Job -
Seek out every line containing the word "Blowjobs", and copy each.

Records provided -

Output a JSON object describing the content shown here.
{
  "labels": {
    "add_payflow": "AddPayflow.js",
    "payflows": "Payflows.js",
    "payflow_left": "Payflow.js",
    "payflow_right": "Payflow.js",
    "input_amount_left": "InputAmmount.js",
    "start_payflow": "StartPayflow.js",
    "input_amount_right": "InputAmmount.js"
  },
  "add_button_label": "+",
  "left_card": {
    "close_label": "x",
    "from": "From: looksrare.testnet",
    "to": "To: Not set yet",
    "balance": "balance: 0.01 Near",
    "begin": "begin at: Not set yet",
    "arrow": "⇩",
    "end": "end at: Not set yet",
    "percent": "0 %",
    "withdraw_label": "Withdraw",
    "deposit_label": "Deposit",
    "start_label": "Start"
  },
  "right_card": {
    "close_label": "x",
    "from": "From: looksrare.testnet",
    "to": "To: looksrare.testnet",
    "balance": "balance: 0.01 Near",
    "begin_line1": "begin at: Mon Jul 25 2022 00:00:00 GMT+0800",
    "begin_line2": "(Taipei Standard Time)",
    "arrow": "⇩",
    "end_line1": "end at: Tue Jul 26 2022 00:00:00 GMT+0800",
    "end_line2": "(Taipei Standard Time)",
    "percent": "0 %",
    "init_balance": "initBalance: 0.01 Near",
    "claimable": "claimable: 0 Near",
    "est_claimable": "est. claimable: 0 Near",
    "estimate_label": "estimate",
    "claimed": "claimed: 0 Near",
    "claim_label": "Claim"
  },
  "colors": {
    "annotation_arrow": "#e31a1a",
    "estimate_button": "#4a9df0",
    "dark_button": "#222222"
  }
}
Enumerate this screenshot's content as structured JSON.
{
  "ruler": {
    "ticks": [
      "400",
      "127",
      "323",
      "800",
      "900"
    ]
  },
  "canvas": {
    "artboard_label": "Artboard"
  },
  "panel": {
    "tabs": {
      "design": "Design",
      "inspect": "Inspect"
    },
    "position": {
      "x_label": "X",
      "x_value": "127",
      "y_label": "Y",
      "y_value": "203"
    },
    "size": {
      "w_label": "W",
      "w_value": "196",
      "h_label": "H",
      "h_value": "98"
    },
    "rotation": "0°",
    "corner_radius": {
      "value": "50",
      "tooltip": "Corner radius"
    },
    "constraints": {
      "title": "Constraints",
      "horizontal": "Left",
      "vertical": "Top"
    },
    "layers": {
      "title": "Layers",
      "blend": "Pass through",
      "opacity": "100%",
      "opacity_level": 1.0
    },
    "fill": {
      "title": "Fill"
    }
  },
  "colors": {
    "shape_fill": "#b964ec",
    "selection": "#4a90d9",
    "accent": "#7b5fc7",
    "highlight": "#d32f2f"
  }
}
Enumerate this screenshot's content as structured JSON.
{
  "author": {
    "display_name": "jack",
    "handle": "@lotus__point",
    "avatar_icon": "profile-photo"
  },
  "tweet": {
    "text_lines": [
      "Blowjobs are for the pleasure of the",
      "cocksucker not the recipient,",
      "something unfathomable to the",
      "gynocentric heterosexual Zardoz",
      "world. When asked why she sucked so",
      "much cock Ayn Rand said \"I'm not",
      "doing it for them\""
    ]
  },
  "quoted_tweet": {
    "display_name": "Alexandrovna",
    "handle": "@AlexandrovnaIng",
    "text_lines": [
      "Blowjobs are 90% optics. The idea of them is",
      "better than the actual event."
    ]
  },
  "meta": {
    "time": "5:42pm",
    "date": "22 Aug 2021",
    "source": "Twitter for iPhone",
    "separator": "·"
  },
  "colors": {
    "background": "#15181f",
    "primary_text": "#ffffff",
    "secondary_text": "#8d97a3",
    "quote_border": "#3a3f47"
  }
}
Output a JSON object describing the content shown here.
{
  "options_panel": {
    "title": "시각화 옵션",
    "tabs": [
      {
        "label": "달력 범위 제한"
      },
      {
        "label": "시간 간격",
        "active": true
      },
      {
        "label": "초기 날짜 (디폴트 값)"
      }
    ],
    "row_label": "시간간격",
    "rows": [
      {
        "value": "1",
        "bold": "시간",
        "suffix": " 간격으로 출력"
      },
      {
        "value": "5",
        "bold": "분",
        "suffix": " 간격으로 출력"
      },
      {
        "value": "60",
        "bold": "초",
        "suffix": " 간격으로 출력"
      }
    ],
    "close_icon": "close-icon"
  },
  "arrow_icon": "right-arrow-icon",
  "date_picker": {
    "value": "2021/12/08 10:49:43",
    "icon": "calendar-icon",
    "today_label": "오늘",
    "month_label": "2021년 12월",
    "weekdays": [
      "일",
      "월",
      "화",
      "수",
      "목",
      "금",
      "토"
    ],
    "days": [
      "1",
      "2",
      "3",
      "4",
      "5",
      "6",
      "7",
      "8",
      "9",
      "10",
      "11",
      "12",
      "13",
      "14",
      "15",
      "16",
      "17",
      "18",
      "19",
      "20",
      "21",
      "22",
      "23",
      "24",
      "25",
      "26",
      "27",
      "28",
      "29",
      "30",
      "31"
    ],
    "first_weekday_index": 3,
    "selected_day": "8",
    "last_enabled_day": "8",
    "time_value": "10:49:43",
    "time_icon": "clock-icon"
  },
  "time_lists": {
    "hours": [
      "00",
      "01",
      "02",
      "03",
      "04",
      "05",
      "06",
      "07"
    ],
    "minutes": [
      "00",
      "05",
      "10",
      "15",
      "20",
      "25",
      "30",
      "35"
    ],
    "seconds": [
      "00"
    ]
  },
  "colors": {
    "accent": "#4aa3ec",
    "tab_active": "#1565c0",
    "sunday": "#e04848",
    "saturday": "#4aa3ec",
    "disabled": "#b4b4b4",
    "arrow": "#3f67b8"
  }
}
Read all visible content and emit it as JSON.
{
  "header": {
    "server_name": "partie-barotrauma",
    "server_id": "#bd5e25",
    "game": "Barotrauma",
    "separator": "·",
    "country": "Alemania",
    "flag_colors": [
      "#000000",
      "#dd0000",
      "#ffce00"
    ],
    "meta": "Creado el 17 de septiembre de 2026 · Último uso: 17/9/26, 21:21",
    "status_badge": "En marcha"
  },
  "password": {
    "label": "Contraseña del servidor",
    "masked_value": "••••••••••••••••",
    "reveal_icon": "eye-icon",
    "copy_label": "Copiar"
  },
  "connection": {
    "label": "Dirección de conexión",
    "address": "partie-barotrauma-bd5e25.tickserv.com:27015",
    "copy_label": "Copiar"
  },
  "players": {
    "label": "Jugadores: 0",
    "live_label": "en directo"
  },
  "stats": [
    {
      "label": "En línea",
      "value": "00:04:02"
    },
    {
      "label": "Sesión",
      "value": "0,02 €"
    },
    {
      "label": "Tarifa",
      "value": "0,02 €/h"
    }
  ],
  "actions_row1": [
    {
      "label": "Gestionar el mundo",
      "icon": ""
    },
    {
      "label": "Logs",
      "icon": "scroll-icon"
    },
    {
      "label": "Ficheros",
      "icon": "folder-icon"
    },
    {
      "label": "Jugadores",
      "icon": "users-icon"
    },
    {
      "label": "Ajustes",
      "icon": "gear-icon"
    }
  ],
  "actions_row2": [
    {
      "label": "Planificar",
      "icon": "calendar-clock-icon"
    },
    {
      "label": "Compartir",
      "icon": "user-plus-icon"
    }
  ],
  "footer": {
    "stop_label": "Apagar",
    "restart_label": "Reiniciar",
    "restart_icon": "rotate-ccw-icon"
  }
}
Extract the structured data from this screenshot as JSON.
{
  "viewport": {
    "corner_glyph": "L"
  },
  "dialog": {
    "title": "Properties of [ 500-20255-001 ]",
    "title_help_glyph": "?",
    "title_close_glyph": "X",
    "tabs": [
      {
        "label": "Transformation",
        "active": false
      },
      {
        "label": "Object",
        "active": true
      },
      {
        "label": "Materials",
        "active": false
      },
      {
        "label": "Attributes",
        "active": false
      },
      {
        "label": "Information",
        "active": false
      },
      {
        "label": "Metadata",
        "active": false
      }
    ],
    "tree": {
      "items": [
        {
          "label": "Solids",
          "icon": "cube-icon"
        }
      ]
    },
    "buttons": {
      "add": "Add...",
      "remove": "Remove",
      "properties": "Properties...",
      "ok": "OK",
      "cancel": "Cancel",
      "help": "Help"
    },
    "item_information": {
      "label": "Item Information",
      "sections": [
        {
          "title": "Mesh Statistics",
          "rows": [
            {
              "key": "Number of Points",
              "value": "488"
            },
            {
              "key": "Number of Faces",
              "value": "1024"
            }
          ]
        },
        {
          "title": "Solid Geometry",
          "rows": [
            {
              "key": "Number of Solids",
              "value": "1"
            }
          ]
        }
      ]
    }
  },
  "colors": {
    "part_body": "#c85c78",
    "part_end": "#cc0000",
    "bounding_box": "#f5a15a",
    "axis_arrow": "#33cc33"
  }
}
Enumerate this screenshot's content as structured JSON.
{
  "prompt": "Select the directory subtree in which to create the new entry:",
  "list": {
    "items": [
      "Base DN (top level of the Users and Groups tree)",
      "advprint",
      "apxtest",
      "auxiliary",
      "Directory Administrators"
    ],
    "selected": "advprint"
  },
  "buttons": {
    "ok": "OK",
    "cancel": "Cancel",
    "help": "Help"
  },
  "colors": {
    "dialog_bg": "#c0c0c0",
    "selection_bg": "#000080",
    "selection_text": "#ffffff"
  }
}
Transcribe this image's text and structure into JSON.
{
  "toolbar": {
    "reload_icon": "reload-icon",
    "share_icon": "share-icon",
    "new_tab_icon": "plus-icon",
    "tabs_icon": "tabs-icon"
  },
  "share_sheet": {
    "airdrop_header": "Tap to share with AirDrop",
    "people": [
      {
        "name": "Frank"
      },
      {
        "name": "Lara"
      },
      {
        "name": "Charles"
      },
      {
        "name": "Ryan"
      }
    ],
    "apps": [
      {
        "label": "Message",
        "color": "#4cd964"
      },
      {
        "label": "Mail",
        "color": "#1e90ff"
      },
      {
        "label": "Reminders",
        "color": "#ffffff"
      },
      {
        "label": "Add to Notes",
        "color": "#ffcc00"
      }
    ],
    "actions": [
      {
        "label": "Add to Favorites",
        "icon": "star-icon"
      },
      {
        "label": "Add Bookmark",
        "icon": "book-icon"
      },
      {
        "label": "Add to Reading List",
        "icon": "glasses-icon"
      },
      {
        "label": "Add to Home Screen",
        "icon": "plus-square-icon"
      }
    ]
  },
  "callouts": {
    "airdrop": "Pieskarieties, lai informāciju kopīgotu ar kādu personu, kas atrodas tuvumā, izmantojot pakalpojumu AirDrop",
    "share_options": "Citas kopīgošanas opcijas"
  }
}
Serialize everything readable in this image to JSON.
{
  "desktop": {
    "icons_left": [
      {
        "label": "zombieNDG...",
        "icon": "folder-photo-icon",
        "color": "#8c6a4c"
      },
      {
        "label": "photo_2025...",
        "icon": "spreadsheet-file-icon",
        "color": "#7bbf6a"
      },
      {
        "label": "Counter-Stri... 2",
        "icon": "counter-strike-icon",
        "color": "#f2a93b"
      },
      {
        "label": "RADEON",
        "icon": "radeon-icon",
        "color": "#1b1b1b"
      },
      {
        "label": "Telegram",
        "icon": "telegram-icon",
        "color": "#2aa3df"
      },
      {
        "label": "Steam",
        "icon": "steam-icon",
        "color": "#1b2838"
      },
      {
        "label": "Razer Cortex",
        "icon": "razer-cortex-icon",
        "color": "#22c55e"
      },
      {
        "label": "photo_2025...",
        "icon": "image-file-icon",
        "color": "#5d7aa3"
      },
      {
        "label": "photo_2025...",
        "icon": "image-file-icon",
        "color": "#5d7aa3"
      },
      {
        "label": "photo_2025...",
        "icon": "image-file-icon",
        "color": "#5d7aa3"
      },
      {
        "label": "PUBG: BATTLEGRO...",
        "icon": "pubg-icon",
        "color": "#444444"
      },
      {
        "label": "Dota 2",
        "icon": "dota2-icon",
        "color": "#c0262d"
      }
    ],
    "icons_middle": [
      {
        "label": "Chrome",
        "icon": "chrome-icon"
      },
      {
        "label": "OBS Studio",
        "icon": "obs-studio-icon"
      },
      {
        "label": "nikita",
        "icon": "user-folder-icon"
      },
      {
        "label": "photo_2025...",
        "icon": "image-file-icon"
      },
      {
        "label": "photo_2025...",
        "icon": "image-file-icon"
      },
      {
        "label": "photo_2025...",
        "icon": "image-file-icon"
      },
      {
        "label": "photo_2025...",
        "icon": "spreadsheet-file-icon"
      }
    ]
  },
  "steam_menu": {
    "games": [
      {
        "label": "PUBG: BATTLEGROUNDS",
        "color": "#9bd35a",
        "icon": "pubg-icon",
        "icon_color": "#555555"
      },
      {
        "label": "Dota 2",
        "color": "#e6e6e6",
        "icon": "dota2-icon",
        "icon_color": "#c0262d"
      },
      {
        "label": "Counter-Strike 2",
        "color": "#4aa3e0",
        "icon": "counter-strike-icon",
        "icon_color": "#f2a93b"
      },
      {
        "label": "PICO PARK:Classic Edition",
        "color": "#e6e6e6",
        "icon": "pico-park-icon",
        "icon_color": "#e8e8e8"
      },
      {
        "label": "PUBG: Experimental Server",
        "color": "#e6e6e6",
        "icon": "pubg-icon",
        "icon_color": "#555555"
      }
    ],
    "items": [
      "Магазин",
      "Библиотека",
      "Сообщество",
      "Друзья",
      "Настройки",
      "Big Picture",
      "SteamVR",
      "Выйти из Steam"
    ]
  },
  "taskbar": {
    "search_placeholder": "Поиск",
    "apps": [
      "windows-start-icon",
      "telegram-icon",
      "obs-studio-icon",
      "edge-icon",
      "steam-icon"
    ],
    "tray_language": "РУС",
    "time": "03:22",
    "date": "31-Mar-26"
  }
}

Response -
      "Blowjobs are for the pleasure of the",
      "Blowjobs are 90% optics. The idea of them is",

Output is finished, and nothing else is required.